> _ENUNCIADO_:
Traduza para o inglês esta frase do texto sobre o câncer de boca: "A principal forma de tratamento atualmente é a cirurgia de remoção do tumor."

> _TRECHO DO TEXTO_:
********

Um estudo conduzido por pesquisadores na Faculdade de Odontologia de Piracicaba (FOP), da Unicamp, propõe uma nova combinação de medicamentos para o tratamento do câncer de boca que promete maior eficiência no combate a células-tronco tumorais ao mesmo tempo que reduz os efeitos colaterais
A pesquisa, desenvolvida no Brasil no âmbito de um projeto temático da Fundação de Amparo à Pesquisa do Estado de São Paulo (FAPESP), busca alternativas menos tóxicas e mais eficazes para o tratamento do carcinoma espinocelular oral, o tipo mais comum de câncer de boca.
A principal forma de tratamento atualmente é a cirurgia de remoção do tumor. Em muitos casos, o procedimento inclui a necessidade de retirada de parte de tecido saudável. Dependendo da evolução da doença, radioterapia e quimioterapia com cisplatina [medicamento à base de platina] podem ser necessárias.
Apesar de eficaz em alguns casos, a cisplatina apresenta limitações: provoca efeitos colaterais graves e nem sempre consegue impedir a volta da doença. “Um dos principais problemas é a resistência das chamadas células-tronco tumorais”, explica o pesquisador Sebastião Silvério Sousa-Neto, doutorando da FOP e autor principal do estudo. Essas células ficam em estado de repouso e não são eliminadas pela quimioterapia convencional, o que favorece a recidiva do câncer após o tratamento”, completa.
Para contornar essas barreiras, a equipe de pesquisa apostou em uma estratégia chamada reposicionamento de drogas: utilizar medicamentos já existentes e aprovados para outras doenças, mas que apresentam potencial contra o câncer. No caso do estudo, duas substâncias foram testadas em combinação com a cisplatina: emetina, utilizada nos Estados Unidos para tratar amebíase intestinal, e a suberoilanilida hidroxâmico, aprovada no Brasil desde 2011 para um tipo raro de linfoma cutâneo.
“É muito mais rápido e barato reposicionar uma droga do que descobrir uma nova molécula”, explica Sousa-Neto. “Se você começa do zero, pode levar 20 ou 30 anos até chegar na clínica. Mas, se o ponto de partida é um medicamento já aprovado, com toxicidade e dose conhecidas, várias etapas deixam de ser necessárias. Essa foi a lógica da nossa pesquisa.”
Do paciente ao laboratório
O diferencial do estudo está no modelo experimental utilizado: os xenotransplantes derivados de pacientes. Nessa metodologia, fragmentos de tumores retirados dos pacientes em cirurgias são implantados em camundongos imunodeficientes, que passam a desenvolver lesões muito semelhantes às dos pacientes.
Para o professor e pesquisador do departamento de Diagnóstico Bucal da FOP, Pablo Agustin Vargas, orientador de Sousa-Neto e também autor da pesquisa, esse é um dos pontos que dão força ao trabalho. “O tumor que cresce no animal é igual ao tumor original do paciente. Isso dá enorme relevância translacional e aproxima muito a bancada da clínica”, explica.

********

> _DADOS FORNECIDOS_:
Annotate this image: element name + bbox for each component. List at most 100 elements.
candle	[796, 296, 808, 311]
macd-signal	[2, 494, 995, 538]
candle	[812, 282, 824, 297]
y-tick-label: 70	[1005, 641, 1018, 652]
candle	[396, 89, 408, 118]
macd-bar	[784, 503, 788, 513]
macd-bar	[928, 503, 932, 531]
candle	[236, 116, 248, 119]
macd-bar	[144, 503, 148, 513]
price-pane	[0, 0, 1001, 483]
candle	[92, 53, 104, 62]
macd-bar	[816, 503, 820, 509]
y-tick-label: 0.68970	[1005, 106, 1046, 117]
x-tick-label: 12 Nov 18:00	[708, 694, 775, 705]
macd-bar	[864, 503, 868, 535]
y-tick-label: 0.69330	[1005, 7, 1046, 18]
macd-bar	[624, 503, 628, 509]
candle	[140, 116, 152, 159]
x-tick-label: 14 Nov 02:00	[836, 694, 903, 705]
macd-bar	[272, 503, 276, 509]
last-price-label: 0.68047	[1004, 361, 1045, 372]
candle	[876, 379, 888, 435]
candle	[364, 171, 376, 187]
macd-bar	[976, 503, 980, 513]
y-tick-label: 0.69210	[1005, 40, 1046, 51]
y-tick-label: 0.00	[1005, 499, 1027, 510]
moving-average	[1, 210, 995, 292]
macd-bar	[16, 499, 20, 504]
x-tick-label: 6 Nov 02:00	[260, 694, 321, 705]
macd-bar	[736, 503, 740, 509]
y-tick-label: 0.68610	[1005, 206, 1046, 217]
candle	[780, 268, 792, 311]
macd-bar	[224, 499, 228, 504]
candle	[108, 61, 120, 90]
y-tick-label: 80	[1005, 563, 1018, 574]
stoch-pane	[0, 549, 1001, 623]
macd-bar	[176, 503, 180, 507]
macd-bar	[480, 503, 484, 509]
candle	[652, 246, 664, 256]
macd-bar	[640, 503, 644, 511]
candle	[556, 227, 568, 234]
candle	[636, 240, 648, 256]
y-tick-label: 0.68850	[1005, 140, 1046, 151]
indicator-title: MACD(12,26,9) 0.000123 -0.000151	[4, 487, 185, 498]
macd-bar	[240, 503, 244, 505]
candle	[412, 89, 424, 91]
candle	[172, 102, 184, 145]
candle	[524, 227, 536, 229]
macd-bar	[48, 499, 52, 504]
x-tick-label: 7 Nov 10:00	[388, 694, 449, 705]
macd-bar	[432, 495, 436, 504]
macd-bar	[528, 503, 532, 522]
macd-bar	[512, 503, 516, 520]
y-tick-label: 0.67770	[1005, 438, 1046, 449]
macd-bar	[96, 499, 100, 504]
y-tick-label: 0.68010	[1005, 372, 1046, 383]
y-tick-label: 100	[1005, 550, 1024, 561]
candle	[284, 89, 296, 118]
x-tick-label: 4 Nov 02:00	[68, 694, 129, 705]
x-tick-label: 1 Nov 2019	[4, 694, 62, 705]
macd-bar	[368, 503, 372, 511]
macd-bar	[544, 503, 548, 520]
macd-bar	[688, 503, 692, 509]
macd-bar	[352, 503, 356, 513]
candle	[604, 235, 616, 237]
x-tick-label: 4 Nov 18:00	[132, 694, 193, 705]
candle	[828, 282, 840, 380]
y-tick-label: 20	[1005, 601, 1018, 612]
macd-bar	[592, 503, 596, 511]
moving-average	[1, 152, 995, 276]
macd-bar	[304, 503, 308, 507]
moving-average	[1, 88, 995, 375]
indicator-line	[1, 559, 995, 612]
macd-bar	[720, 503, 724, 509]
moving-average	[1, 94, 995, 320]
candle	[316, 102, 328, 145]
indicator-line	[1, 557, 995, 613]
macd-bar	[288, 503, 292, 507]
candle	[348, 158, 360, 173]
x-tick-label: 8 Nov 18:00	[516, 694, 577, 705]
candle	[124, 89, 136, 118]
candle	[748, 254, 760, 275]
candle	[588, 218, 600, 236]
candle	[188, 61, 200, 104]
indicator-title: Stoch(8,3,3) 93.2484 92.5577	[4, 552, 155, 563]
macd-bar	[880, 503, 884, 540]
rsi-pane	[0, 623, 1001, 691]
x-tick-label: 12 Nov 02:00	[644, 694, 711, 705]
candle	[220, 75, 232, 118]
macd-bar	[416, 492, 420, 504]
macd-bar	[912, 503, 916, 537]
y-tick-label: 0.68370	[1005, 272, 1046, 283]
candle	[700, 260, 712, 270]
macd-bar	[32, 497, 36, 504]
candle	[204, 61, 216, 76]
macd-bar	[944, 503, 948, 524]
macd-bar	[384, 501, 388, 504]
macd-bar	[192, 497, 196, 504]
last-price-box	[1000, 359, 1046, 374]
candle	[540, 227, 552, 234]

********

> _RESPOSTA DO EXERCÍCIO_:
The main form of treatment today is surgery to remove the tumor.